- _GIVEN INSTRUCTION_
Will you give every entry again exactly as it stands?

- _EXCERPTED DATA_
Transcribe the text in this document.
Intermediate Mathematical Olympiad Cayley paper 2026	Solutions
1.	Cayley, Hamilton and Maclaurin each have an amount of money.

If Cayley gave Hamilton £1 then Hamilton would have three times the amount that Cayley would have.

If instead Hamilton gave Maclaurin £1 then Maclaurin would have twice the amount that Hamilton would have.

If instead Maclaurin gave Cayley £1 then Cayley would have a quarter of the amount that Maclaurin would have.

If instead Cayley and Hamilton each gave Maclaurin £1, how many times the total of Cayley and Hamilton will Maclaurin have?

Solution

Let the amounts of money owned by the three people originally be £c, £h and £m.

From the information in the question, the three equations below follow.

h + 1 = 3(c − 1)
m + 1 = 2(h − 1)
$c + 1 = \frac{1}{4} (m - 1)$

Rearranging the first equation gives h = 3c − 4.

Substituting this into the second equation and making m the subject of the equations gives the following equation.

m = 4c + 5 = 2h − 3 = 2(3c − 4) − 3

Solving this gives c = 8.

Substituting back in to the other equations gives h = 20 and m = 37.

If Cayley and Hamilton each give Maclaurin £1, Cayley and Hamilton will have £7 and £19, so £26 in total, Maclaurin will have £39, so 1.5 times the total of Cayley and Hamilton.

- _WRITTEN REPLY_
Transcribe the text in this document.
Intermediate Mathematical Olympiad Cayley paper 2026	Solutions
1.	Cayley, Hamilton and Maclaurin each have an amount of money.

If Cayley gave Hamilton £1 then Hamilton would have three times the amount that Cayley would have.

If instead Hamilton gave Maclaurin £1 then Maclaurin would have twice the amount that Hamilton would have.

If instead Maclaurin gave Cayley £1 then Cayley would have a quarter of the amount that Maclaurin would have.

If instead Cayley and Hamilton each gave Maclaurin £1, how many times the total of Cayley and Hamilton will Maclaurin have?

Solution

Let the amounts of money owned by the three people originally be £c, £h and £m.

From the information in the question, the three equations below follow.

h + 1 = 3(c − 1)
m + 1 = 2(h − 1)
$c + 1 = \frac{1}{4} (m - 1)$

Rearranging the first equation gives h = 3c − 4.

Substituting this into the second equation and making m the subject of the equations gives the following equation.

m = 4c + 5 = 2h − 3 = 2(3c − 4) − 3

Solving this gives c = 8.

Substituting back in to the other equations gives h = 20 and m = 37.

If Cayley and Hamilton each give Maclaurin £1, Cayley and Hamilton will have £7 and £19, so £26 in total, Maclaurin will have £39, so 1.5 times the total of Cayley and Hamilton.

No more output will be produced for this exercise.